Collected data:
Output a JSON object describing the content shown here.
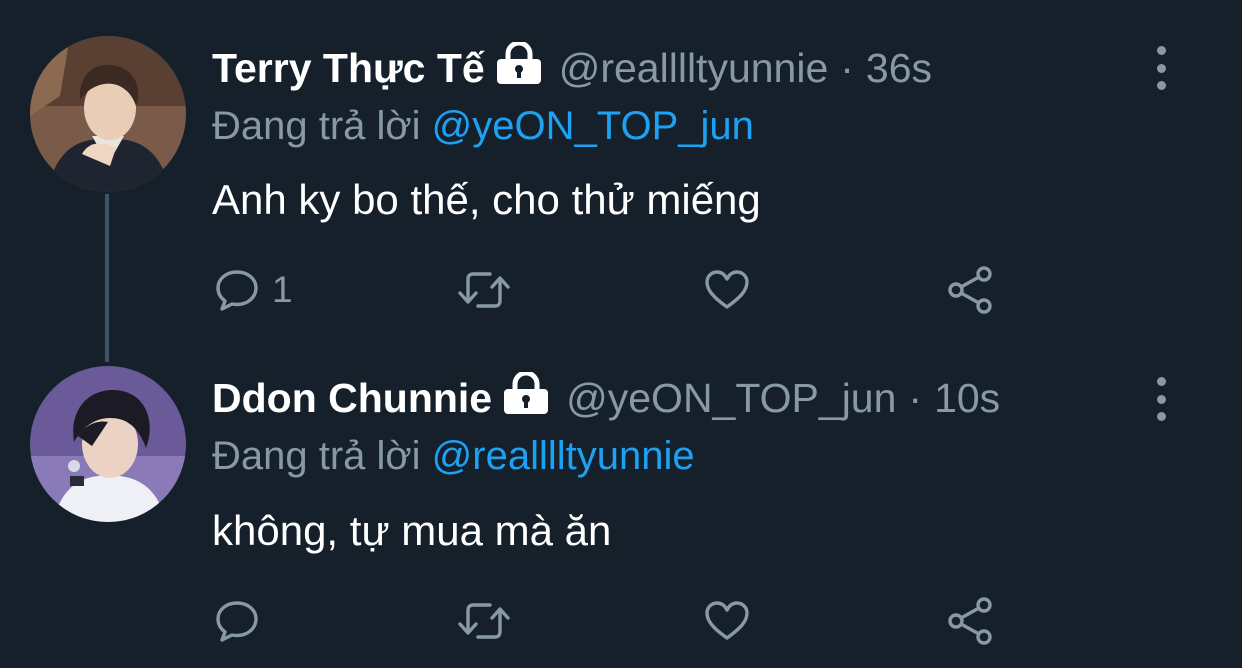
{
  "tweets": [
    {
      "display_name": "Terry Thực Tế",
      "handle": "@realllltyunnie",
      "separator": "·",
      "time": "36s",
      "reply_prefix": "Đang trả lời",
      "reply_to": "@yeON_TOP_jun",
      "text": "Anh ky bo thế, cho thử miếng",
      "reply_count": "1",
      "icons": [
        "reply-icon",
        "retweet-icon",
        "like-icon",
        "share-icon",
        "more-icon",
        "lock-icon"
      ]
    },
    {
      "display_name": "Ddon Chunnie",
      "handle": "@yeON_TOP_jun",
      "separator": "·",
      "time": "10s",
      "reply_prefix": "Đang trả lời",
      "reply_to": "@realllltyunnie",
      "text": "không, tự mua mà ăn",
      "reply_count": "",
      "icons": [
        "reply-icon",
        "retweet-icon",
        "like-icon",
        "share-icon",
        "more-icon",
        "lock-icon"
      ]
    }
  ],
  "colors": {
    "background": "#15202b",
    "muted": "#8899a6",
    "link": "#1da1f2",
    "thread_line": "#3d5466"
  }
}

** TASK GOAL **
Extract, from the listing above, every line where the string "text" occurs.

** FINAL RESULT **
      "text": "Anh ky bo thế, cho thử miếng",
      "text": "không, tự mua mà ăn",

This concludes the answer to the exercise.